• Brief
Look through the entries below and count every line in which "utredningar" appears; reply with the number only.

• Document page image records
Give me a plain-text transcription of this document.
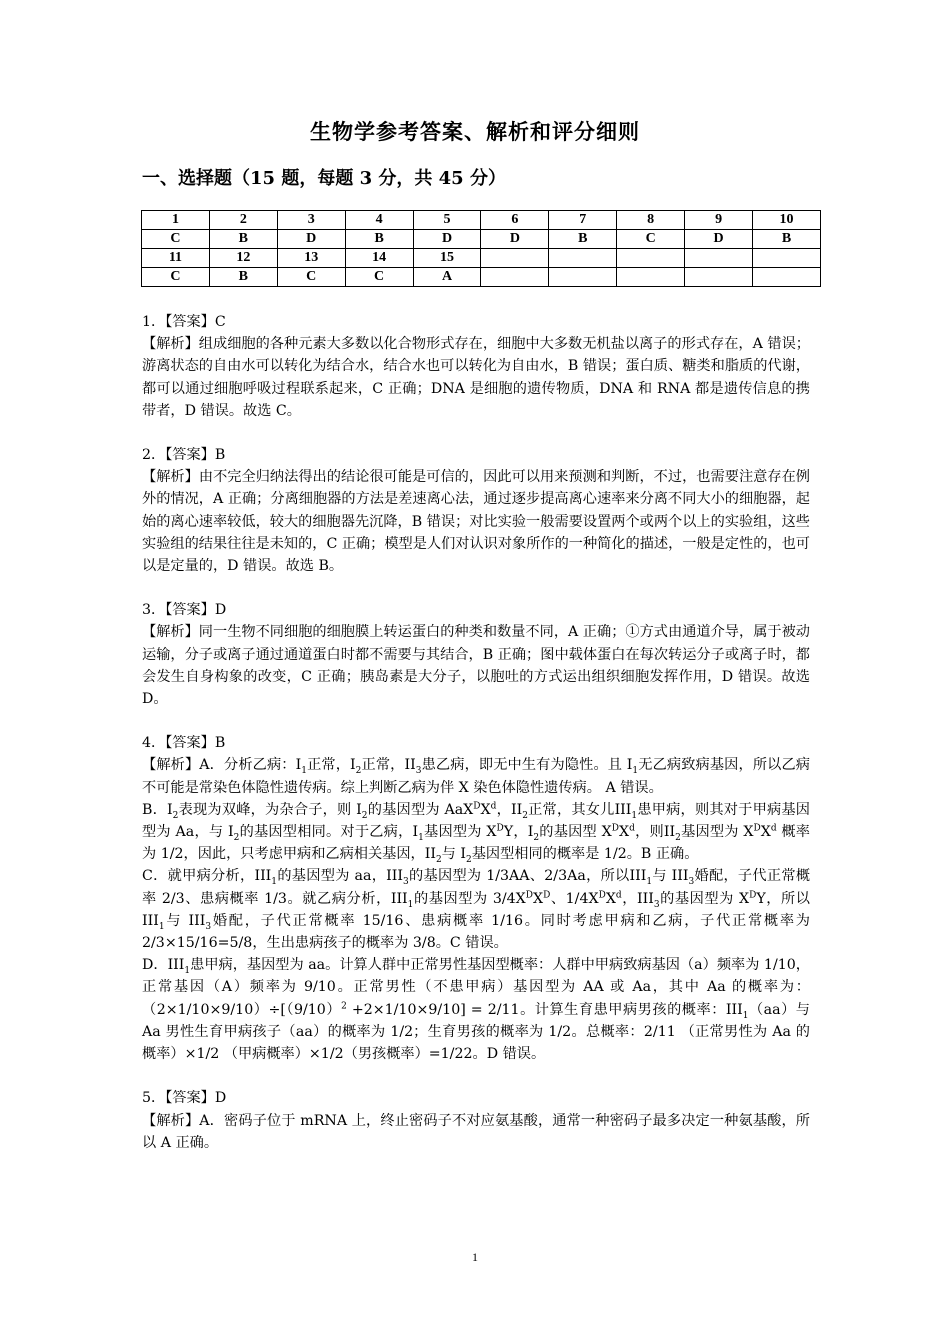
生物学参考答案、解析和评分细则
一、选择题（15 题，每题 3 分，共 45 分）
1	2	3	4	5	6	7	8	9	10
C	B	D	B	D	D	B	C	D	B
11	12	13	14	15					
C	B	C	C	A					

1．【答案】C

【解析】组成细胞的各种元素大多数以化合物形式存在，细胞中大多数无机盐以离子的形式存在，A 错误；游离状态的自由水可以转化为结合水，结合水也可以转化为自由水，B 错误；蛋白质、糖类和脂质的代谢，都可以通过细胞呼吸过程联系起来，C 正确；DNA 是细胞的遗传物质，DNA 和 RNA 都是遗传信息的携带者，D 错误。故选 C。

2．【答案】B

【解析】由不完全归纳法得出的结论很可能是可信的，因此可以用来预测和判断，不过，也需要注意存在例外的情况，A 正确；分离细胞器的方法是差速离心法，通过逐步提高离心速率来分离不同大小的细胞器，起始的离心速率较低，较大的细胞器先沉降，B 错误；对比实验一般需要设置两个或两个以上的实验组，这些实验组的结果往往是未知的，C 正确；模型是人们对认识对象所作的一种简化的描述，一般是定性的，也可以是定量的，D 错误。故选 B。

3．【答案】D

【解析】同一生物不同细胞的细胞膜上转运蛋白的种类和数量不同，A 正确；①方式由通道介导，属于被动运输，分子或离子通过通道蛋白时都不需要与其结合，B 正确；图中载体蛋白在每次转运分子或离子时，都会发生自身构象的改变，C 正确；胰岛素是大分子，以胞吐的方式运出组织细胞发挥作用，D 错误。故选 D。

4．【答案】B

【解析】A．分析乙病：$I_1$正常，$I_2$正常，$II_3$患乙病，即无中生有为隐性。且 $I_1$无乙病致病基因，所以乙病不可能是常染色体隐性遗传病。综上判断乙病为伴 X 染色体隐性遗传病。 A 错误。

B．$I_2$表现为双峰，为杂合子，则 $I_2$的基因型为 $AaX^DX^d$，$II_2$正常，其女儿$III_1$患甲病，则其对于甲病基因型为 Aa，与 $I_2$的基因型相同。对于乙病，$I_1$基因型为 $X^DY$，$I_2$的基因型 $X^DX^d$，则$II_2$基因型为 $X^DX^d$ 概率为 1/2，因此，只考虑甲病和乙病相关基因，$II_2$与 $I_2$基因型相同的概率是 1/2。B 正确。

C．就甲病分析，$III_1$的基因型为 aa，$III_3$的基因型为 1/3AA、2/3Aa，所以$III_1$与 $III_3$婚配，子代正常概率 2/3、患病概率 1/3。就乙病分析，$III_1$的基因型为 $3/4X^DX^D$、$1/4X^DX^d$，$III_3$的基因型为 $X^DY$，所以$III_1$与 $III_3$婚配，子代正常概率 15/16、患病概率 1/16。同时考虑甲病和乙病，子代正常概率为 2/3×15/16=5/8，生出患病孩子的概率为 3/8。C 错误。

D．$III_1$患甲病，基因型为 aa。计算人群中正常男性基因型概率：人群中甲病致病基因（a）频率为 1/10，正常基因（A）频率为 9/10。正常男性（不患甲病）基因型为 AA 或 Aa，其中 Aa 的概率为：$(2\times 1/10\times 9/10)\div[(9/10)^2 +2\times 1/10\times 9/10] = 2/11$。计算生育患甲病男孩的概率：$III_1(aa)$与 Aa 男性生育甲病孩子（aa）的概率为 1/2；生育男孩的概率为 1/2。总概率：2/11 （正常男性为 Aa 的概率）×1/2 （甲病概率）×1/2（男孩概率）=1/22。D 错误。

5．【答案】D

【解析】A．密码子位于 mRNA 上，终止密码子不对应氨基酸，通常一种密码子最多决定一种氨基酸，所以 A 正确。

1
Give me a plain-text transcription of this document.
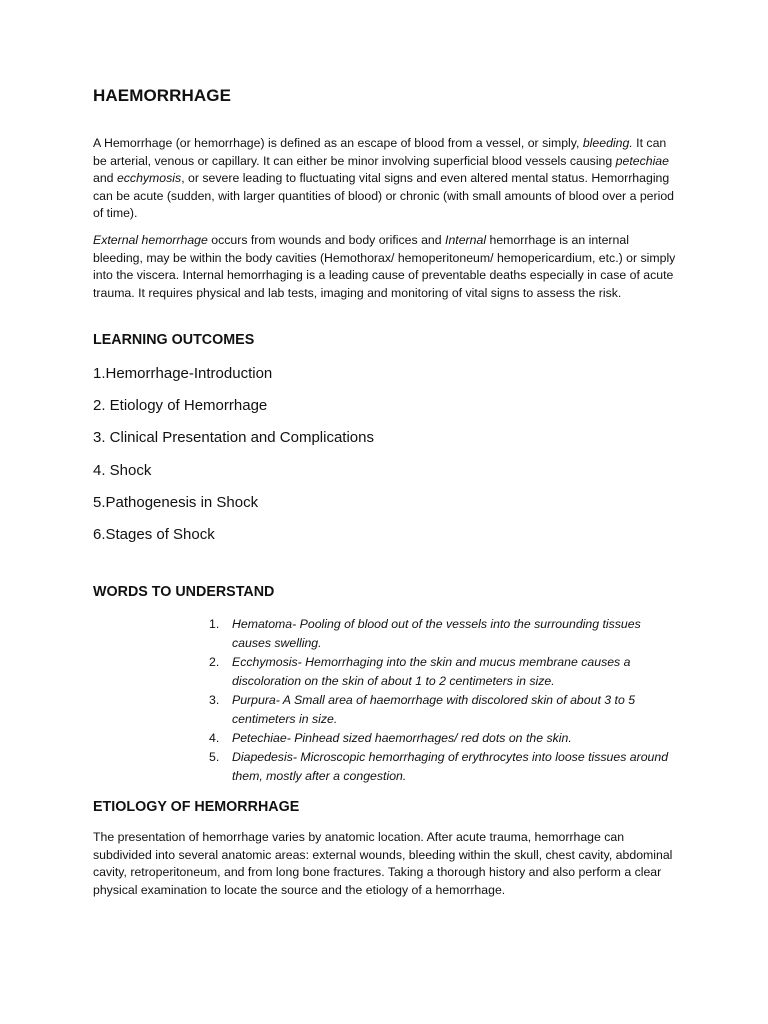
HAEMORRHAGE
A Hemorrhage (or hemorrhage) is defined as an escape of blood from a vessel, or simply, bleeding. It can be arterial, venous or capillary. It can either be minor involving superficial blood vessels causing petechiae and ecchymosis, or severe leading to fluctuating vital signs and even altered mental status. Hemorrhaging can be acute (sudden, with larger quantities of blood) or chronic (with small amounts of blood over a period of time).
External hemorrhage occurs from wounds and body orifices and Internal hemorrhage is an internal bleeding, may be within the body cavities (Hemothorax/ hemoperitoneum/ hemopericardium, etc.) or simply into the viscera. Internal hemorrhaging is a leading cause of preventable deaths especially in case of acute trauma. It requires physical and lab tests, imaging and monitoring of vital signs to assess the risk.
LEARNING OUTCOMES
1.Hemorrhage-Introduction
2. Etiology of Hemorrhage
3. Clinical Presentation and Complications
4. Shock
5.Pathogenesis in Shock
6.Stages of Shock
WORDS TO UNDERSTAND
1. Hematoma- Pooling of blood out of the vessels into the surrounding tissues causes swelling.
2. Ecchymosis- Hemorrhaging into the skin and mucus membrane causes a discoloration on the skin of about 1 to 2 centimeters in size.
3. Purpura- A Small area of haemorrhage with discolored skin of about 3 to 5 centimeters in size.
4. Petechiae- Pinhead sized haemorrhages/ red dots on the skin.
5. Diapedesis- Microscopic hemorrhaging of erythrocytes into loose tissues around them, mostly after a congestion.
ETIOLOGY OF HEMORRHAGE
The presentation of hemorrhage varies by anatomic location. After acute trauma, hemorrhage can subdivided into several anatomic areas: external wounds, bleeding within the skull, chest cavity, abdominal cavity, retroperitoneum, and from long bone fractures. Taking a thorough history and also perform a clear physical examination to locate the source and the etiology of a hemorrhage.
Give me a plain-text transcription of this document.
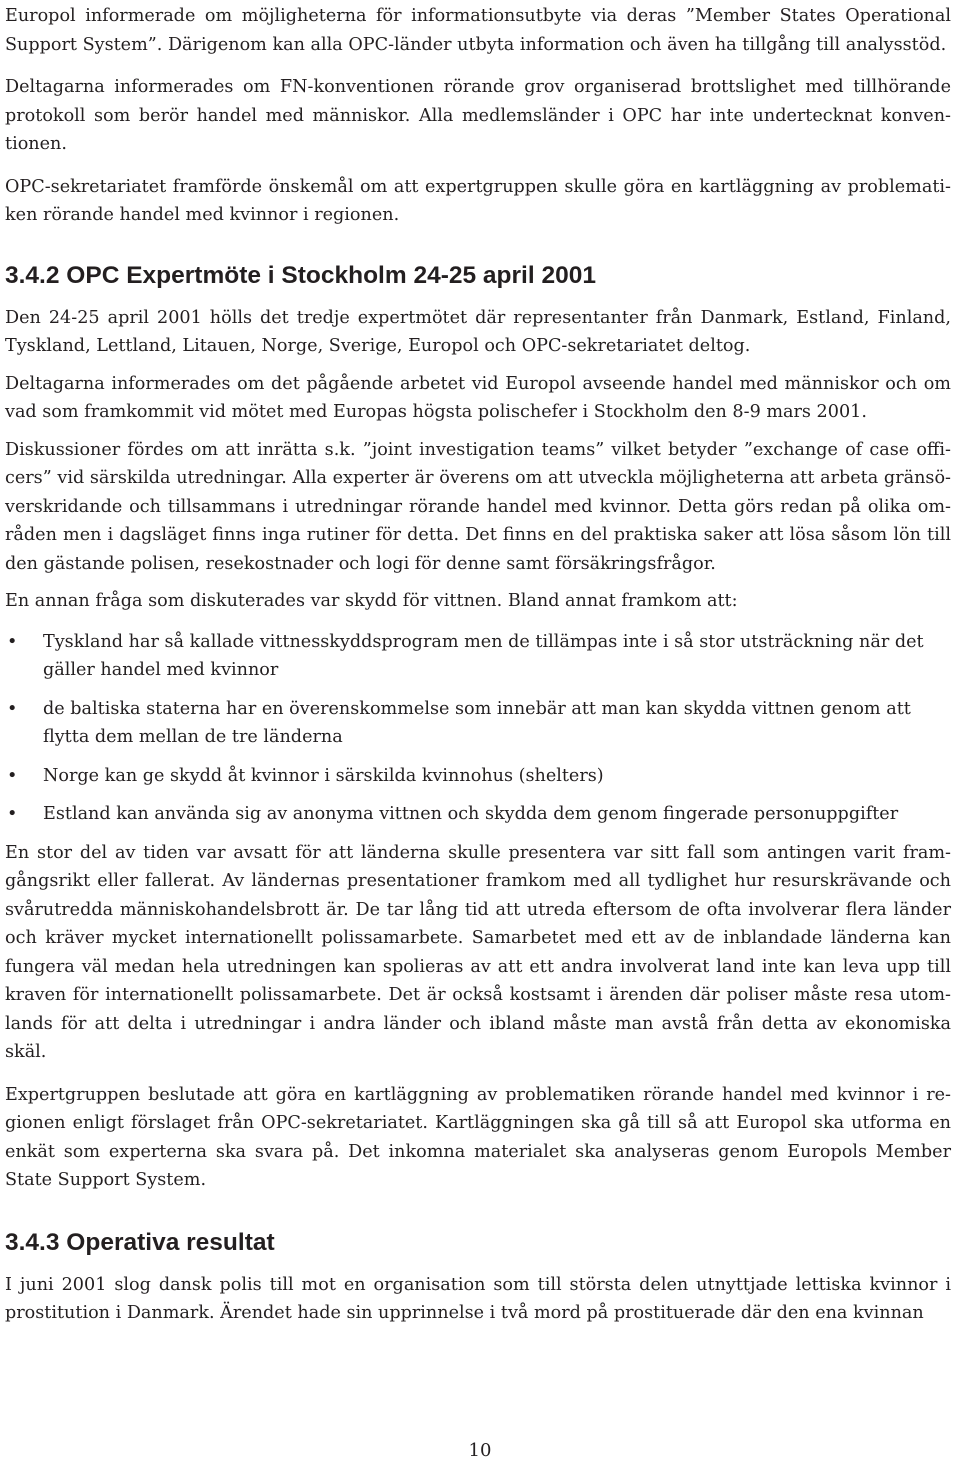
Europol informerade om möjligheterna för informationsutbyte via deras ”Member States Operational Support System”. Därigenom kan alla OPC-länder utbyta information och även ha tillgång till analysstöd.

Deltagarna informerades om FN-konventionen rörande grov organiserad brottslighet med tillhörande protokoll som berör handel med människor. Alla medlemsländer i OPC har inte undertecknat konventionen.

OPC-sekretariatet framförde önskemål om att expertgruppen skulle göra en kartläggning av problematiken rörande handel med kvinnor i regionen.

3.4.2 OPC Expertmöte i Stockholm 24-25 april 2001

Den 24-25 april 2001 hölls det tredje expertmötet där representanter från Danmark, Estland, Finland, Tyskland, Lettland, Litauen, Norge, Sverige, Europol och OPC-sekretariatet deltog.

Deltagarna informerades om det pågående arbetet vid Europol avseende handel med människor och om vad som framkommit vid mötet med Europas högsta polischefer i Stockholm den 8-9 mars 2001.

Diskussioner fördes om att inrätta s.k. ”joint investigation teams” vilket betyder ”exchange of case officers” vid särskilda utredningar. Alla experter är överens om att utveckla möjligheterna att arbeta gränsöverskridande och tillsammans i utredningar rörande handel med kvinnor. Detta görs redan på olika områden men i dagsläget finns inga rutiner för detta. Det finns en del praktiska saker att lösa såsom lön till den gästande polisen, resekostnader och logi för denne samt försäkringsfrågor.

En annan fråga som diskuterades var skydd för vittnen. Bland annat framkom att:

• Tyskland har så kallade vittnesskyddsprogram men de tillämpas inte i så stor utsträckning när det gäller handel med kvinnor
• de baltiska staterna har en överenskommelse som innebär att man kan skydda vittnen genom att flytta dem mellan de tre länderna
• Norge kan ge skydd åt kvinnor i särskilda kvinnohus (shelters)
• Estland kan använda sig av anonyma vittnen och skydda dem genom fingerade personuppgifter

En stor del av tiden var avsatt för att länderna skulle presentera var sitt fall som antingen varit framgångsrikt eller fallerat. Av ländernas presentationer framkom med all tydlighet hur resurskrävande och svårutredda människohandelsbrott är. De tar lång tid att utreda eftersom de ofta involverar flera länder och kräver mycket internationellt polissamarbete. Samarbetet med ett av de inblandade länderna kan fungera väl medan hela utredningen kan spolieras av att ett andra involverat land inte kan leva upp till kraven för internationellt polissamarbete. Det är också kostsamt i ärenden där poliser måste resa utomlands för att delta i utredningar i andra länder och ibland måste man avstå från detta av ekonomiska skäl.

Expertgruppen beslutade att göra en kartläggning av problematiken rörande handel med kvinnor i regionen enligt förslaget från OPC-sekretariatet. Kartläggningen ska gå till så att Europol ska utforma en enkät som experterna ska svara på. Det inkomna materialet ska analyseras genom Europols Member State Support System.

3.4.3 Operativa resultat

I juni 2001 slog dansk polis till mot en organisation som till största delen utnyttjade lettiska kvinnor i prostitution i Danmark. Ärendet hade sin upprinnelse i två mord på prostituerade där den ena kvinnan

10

• Finished exercise
2